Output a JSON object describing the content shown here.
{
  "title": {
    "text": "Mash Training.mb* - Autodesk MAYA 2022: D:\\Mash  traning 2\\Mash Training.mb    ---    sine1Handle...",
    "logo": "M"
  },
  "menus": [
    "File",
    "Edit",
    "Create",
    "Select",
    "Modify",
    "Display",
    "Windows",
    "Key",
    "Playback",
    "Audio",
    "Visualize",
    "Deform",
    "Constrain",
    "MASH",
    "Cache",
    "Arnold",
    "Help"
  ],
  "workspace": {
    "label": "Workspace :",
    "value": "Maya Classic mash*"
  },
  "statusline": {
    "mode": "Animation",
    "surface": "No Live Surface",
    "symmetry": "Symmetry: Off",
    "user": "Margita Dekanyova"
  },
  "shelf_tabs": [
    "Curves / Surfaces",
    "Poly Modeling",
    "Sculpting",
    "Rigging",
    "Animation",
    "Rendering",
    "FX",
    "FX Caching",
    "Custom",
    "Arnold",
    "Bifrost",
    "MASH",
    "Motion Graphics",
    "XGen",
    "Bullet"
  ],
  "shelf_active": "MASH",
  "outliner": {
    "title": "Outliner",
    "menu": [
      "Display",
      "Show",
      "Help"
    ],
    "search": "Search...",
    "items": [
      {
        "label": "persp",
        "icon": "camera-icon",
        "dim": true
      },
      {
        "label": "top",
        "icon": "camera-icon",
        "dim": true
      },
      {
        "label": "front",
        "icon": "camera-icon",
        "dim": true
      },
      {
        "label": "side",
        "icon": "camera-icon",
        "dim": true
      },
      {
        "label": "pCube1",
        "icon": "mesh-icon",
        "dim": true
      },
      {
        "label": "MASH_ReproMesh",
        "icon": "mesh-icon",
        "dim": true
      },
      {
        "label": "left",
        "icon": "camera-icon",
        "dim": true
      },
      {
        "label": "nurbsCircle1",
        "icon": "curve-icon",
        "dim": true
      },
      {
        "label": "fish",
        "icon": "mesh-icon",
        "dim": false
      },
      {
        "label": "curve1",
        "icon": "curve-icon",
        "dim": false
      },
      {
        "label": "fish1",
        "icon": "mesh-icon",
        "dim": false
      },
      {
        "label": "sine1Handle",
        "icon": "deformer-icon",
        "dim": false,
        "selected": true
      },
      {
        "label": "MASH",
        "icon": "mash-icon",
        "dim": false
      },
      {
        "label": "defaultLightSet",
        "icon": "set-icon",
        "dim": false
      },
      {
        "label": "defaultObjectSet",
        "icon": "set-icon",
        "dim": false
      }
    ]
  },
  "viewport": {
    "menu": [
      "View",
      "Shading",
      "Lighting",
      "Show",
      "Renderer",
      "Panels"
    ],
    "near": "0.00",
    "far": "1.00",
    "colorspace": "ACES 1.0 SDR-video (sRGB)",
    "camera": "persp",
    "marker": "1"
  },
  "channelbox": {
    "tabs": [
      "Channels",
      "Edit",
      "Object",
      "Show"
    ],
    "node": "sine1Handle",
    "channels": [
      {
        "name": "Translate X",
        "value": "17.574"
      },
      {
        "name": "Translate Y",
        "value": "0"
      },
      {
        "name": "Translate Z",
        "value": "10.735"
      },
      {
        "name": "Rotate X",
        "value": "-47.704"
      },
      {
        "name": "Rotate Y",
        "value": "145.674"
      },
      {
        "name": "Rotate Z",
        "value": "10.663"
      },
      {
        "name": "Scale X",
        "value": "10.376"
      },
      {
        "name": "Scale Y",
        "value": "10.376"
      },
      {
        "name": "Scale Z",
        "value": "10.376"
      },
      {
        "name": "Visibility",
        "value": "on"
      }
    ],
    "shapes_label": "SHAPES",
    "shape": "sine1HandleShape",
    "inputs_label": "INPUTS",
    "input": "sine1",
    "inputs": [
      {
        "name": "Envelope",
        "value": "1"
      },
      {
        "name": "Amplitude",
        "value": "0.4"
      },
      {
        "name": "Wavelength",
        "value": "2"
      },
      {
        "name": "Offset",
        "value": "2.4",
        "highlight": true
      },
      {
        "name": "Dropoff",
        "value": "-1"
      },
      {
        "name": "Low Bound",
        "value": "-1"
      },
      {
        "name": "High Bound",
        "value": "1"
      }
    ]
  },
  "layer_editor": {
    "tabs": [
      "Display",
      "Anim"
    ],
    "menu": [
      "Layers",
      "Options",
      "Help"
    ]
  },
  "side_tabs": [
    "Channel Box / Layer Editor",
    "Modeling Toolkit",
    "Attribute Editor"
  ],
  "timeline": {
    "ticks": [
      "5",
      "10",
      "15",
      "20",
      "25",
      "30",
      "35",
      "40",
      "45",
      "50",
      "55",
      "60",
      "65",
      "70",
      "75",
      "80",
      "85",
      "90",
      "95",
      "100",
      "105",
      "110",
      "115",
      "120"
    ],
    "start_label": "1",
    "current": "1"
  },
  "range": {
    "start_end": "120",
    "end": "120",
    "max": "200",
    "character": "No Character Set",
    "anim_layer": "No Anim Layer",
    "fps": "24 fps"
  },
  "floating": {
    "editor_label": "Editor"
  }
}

□ □ □

Aim of the task
Copy the records above exactly as they appear.

Answer for this exercise
Output a JSON object describing the content shown here.
{
  "title": {
    "text": "Mash Training.mb* - Autodesk MAYA 2022: D:\\Mash  traning 2\\Mash Training.mb    ---    sine1Handle...",
    "logo": "M"
  },
  "menus": [
    "File",
    "Edit",
    "Create",
    "Select",
    "Modify",
    "Display",
    "Windows",
    "Key",
    "Playback",
    "Audio",
    "Visualize",
    "Deform",
    "Constrain",
    "MASH",
    "Cache",
    "Arnold",
    "Help"
  ],
  "workspace": {
    "label": "Workspace :",
    "value": "Maya Classic mash*"
  },
  "statusline": {
    "mode": "Animation",
    "surface": "No Live Surface",
    "symmetry": "Symmetry: Off",
    "user": "Margita Dekanyova"
  },
  "shelf_tabs": [
    "Curves / Surfaces",
    "Poly Modeling",
    "Sculpting",
    "Rigging",
    "Animation",
    "Rendering",
    "FX",
    "FX Caching",
    "Custom",
    "Arnold",
    "Bifrost",
    "MASH",
    "Motion Graphics",
    "XGen",
    "Bullet"
  ],
  "shelf_active": "MASH",
  "outliner": {
    "title": "Outliner",
    "menu": [
      "Display",
      "Show",
      "Help"
    ],
    "search": "Search...",
    "items": [
      {
        "label": "persp",
        "icon": "camera-icon",
        "dim": true
      },
      {
        "label": "top",
        "icon": "camera-icon",
        "dim": true
      },
      {
        "label": "front",
        "icon": "camera-icon",
        "dim": true
      },
      {
        "label": "side",
        "icon": "camera-icon",
        "dim": true
      },
      {
        "label": "pCube1",
        "icon": "mesh-icon",
        "dim": true
      },
      {
        "label": "MASH_ReproMesh",
        "icon": "mesh-icon",
        "dim": true
      },
      {
        "label": "left",
        "icon": "camera-icon",
        "dim": true
      },
      {
        "label": "nurbsCircle1",
        "icon": "curve-icon",
        "dim": true
      },
      {
        "label": "fish",
        "icon": "mesh-icon",
        "dim": false
      },
      {
        "label": "curve1",
        "icon": "curve-icon",
        "dim": false
      },
      {
        "label": "fish1",
        "icon": "mesh-icon",
        "dim": false
      },
      {
        "label": "sine1Handle",
        "icon": "deformer-icon",
        "dim": false,
        "selected": true
      },
      {
        "label": "MASH",
        "icon": "mash-icon",
        "dim": false
      },
      {
        "label": "defaultLightSet",
        "icon": "set-icon",
        "dim": false
      },
      {
        "label": "defaultObjectSet",
        "icon": "set-icon",
        "dim": false
      }
    ]
  },
  "viewport": {
    "menu": [
      "View",
      "Shading",
      "Lighting",
      "Show",
      "Renderer",
      "Panels"
    ],
    "near": "0.00",
    "far": "1.00",
    "colorspace": "ACES 1.0 SDR-video (sRGB)",
    "camera": "persp",
    "marker": "1"
  },
  "channelbox": {
    "tabs": [
      "Channels",
      "Edit",
      "Object",
      "Show"
    ],
    "node": "sine1Handle",
    "channels": [
      {
        "name": "Translate X",
        "value": "17.574"
      },
      {
        "name": "Translate Y",
        "value": "0"
      },
      {
        "name": "Translate Z",
        "value": "10.735"
      },
      {
        "name": "Rotate X",
        "value": "-47.704"
      },
      {
        "name": "Rotate Y",
        "value": "145.674"
      },
      {
        "name": "Rotate Z",
        "value": "10.663"
      },
      {
        "name": "Scale X",
        "value": "10.376"
      },
      {
        "name": "Scale Y",
        "value": "10.376"
      },
      {
        "name": "Scale Z",
        "value": "10.376"
      },
      {
        "name": "Visibility",
        "value": "on"
      }
    ],
    "shapes_label": "SHAPES",
    "shape": "sine1HandleShape",
    "inputs_label": "INPUTS",
    "input": "sine1",
    "inputs": [
      {
        "name": "Envelope",
        "value": "1"
      },
      {
        "name": "Amplitude",
        "value": "0.4"
      },
      {
        "name": "Wavelength",
        "value": "2"
      },
      {
        "name": "Offset",
        "value": "2.4",
        "highlight": true
      },
      {
        "name": "Dropoff",
        "value": "-1"
      },
      {
        "name": "Low Bound",
        "value": "-1"
      },
      {
        "name": "High Bound",
        "value": "1"
      }
    ]
  },
  "layer_editor": {
    "tabs": [
      "Display",
      "Anim"
    ],
    "menu": [
      "Layers",
      "Options",
      "Help"
    ]
  },
  "side_tabs": [
    "Channel Box / Layer Editor",
    "Modeling Toolkit",
    "Attribute Editor"
  ],
  "timeline": {
    "ticks": [
      "5",
      "10",
      "15",
      "20",
      "25",
      "30",
      "35",
      "40",
      "45",
      "50",
      "55",
      "60",
      "65",
      "70",
      "75",
      "80",
      "85",
      "90",
      "95",
      "100",
      "105",
      "110",
      "115",
      "120"
    ],
    "start_label": "1",
    "current": "1"
  },
  "range": {
    "start_end": "120",
    "end": "120",
    "max": "200",
    "character": "No Character Set",
    "anim_layer": "No Anim Layer",
    "fps": "24 fps"
  },
  "floating": {
    "editor_label": "Editor"
  }
}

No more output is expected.